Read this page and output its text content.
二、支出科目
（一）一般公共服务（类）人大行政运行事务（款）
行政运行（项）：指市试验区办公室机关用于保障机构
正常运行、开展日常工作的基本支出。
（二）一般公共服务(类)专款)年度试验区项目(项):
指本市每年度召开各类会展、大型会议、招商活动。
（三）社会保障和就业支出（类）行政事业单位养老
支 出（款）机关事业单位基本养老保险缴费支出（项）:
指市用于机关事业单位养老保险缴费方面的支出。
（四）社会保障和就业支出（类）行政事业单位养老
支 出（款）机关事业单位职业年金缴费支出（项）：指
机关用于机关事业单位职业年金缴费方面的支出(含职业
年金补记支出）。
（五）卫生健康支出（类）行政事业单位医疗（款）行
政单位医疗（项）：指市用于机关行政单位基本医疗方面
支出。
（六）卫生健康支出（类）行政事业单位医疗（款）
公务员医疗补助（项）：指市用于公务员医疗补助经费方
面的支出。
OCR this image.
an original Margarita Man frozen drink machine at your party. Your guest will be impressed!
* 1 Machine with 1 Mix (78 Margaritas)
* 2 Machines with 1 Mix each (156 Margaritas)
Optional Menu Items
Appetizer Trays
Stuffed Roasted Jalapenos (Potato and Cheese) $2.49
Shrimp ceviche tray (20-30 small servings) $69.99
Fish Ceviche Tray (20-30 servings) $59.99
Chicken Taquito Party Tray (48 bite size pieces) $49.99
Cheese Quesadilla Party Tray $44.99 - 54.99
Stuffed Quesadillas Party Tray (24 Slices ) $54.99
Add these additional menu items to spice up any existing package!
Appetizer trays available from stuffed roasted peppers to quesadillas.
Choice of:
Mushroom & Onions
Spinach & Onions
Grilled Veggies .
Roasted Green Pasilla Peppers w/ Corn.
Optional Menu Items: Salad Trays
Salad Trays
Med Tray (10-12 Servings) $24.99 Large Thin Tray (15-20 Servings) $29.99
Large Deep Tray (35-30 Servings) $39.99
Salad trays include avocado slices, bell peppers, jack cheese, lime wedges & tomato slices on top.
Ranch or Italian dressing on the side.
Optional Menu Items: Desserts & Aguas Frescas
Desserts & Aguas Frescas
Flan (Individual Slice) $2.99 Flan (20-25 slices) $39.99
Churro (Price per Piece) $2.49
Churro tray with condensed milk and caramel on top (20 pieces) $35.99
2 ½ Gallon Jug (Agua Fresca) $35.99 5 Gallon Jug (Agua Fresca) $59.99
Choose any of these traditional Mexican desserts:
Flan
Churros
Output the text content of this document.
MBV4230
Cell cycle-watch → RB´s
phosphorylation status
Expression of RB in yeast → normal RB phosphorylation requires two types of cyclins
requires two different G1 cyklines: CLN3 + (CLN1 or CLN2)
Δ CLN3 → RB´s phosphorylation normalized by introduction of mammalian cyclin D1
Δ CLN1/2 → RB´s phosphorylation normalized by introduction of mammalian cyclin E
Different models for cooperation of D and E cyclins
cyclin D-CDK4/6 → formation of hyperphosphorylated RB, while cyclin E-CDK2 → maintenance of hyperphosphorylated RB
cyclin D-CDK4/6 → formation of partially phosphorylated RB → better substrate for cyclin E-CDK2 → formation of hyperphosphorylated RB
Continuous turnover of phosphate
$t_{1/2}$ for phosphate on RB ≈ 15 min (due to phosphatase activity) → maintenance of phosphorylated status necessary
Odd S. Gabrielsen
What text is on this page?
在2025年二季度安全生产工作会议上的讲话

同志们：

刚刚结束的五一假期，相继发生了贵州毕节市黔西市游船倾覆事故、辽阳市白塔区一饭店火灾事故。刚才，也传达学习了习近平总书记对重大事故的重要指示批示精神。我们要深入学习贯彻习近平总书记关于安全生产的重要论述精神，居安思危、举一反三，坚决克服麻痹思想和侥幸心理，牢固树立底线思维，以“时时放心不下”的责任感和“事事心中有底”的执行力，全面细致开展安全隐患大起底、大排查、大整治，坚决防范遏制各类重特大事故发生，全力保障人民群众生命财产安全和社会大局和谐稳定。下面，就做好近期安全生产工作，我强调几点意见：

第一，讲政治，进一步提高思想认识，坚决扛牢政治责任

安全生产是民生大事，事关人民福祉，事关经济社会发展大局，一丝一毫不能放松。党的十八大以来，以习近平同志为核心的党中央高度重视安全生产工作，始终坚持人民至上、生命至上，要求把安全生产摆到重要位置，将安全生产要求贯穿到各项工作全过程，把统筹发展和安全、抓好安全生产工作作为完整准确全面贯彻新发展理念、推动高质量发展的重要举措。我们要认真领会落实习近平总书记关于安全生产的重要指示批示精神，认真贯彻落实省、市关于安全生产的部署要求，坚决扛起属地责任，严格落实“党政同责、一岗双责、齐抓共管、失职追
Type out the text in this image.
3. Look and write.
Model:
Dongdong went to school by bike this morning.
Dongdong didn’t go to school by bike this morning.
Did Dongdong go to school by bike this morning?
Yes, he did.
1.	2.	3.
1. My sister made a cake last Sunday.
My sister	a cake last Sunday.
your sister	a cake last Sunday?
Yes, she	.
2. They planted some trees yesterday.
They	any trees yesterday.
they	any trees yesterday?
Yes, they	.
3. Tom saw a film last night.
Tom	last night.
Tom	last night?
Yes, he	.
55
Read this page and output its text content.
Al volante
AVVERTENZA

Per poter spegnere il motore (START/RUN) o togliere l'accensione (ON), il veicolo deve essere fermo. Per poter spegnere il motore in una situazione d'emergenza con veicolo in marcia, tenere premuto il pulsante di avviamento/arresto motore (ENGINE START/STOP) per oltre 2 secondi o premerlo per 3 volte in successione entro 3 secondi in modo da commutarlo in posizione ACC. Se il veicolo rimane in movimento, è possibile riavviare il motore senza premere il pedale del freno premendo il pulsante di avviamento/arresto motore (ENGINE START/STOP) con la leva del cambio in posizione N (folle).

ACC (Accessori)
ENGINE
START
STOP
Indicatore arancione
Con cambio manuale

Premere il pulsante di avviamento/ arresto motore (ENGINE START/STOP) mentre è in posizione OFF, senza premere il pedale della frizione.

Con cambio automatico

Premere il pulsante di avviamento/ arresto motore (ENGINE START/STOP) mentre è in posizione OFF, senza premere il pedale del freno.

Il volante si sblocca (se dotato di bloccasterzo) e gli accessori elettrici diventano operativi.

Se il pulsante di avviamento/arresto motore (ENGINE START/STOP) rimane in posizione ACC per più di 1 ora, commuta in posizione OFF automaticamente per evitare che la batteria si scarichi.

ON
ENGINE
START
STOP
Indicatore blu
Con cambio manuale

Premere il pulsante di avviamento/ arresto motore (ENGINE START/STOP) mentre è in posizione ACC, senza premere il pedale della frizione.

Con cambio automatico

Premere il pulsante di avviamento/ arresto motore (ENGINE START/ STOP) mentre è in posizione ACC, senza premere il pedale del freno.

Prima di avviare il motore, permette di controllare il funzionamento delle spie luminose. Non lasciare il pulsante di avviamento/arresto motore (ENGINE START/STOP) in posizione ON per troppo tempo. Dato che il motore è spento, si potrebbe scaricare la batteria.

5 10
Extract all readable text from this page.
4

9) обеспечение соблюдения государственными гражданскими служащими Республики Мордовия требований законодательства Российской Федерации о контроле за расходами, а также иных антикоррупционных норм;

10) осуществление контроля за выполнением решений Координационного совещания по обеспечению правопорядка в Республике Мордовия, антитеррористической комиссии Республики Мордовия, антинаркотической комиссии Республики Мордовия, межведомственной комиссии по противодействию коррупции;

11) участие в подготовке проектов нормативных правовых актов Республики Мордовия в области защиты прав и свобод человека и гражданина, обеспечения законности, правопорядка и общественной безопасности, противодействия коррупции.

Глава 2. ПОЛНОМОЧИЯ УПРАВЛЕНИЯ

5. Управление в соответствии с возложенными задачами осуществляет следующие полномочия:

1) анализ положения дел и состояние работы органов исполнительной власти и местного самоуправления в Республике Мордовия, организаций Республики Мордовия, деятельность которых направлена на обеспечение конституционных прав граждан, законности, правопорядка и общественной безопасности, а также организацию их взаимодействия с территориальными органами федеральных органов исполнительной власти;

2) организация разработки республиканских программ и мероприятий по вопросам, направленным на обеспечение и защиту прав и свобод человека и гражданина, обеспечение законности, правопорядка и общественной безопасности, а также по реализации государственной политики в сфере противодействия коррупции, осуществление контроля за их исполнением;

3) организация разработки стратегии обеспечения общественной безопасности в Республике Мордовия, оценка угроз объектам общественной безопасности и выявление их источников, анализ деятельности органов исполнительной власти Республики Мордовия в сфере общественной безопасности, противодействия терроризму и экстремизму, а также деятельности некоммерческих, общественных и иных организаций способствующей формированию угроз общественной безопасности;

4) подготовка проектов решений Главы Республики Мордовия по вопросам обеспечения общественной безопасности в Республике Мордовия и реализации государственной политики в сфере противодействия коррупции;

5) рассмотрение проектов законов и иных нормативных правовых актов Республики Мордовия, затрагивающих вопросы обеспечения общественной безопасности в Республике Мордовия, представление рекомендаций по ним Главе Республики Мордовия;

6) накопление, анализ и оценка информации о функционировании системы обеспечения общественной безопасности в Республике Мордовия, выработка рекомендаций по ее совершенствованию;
- - - - - - -
# STATED PROBLEM:
Above are the entries; count how many of their lines contain the word "trees" and give only that number.

# PROBLEM SOLUTION:
3